Collected data:
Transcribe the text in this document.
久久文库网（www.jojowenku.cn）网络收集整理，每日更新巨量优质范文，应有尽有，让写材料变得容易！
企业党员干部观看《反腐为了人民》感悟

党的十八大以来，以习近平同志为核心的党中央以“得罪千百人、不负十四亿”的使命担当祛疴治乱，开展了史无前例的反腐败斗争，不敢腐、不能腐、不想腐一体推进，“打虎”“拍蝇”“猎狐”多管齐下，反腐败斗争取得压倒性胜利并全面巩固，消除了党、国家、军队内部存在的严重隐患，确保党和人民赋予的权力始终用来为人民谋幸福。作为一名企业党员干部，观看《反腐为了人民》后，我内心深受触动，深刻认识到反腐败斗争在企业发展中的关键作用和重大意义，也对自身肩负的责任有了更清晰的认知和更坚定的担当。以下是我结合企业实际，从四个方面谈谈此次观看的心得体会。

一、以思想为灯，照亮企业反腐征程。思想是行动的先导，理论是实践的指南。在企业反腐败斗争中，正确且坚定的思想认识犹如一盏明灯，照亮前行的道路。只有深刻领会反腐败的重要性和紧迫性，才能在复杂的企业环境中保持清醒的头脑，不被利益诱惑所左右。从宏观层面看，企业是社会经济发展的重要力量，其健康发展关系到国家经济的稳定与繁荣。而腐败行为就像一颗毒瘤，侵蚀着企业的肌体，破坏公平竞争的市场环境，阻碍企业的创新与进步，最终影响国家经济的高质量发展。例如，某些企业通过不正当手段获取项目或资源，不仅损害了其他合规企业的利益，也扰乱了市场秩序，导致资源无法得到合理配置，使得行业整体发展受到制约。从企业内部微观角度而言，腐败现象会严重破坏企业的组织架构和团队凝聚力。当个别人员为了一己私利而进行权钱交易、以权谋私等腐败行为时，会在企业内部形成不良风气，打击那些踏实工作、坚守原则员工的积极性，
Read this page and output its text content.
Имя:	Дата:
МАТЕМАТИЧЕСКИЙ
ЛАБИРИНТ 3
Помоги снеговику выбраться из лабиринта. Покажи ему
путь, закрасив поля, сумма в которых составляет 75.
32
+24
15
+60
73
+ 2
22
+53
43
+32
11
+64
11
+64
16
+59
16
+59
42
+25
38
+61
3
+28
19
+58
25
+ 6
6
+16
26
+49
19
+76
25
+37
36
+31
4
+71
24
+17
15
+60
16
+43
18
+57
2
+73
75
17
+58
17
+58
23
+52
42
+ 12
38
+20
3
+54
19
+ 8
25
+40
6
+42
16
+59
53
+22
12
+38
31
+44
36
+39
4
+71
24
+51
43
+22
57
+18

_Work required_
Write out every record, exactly as written.

_Task answer_
Transcribe the text in this document.
久久文库网（www.jojowenku.cn）网络收集整理，每日更新巨量优质范文，应有尽有，让写材料变得容易！
企业党员干部观看《反腐为了人民》感悟

党的十八大以来，以习近平同志为核心的党中央以“得罪千百人、不负十四亿”的使命担当祛疴治乱，开展了史无前例的反腐败斗争，不敢腐、不能腐、不想腐一体推进，“打虎”“拍蝇”“猎狐”多管齐下，反腐败斗争取得压倒性胜利并全面巩固，消除了党、国家、军队内部存在的严重隐患，确保党和人民赋予的权力始终用来为人民谋幸福。作为一名企业党员干部，观看《反腐为了人民》后，我内心深受触动，深刻认识到反腐败斗争在企业发展中的关键作用和重大意义，也对自身肩负的责任有了更清晰的认知和更坚定的担当。以下是我结合企业实际，从四个方面谈谈此次观看的心得体会。

一、以思想为灯，照亮企业反腐征程。思想是行动的先导，理论是实践的指南。在企业反腐败斗争中，正确且坚定的思想认识犹如一盏明灯，照亮前行的道路。只有深刻领会反腐败的重要性和紧迫性，才能在复杂的企业环境中保持清醒的头脑，不被利益诱惑所左右。从宏观层面看，企业是社会经济发展的重要力量，其健康发展关系到国家经济的稳定与繁荣。而腐败行为就像一颗毒瘤，侵蚀着企业的肌体，破坏公平竞争的市场环境，阻碍企业的创新与进步，最终影响国家经济的高质量发展。例如，某些企业通过不正当手段获取项目或资源，不仅损害了其他合规企业的利益，也扰乱了市场秩序，导致资源无法得到合理配置，使得行业整体发展受到制约。从企业内部微观角度而言，腐败现象会严重破坏企业的组织架构和团队凝聚力。当个别人员为了一己私利而进行权钱交易、以权谋私等腐败行为时，会在企业内部形成不良风气，打击那些踏实工作、坚守原则员工的积极性，
Read this page and output its text content.
Имя:	Дата:
МАТЕМАТИЧЕСКИЙ
ЛАБИРИНТ 3
Помоги снеговику выбраться из лабиринта. Покажи ему
путь, закрасив поля, сумма в которых составляет 75.
32
+24
15
+60
73
+ 2
22
+53
43
+32
11
+64
11
+64
16
+59
16
+59
42
+25
38
+61
3
+28
19
+58
25
+ 6
6
+16
26
+49
19
+76
25
+37
36
+31
4
+71
24
+17
15
+60
16
+43
18
+57
2
+73
75
17
+58
17
+58
23
+52
42
+ 12
38
+20
3
+54
19
+ 8
25
+40
6
+42
16
+59
53
+22
12
+38
31
+44
36
+39
4
+71
24
+51
43
+22
57
+18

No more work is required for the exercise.